* GIVEN ENTRIES *
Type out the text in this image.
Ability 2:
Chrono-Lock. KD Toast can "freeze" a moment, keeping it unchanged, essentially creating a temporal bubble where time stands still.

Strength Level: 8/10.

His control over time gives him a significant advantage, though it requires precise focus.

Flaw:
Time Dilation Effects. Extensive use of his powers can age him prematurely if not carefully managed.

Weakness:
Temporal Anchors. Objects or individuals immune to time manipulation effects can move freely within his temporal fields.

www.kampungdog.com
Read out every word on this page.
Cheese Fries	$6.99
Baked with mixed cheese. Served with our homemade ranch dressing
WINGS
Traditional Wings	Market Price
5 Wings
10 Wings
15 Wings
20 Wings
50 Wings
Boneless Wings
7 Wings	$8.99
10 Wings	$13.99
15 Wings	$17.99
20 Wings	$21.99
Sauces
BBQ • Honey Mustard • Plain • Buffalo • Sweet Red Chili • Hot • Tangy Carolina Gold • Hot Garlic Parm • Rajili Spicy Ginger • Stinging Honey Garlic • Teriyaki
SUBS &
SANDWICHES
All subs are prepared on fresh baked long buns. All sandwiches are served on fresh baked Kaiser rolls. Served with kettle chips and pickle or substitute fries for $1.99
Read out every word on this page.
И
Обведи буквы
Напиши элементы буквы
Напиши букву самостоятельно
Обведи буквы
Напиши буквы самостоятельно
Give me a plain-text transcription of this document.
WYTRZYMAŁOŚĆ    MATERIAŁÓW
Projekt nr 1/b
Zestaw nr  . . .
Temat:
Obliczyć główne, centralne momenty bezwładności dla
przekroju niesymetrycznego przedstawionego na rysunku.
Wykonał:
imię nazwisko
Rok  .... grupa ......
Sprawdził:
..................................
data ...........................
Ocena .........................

* WRITTEN PROBLEM *
Copy out the lines that hold "буквы".

* SOLUTION *
Обведи буквы
Напиши элементы буквы
Обведи буквы
Напиши буквы самостоятельно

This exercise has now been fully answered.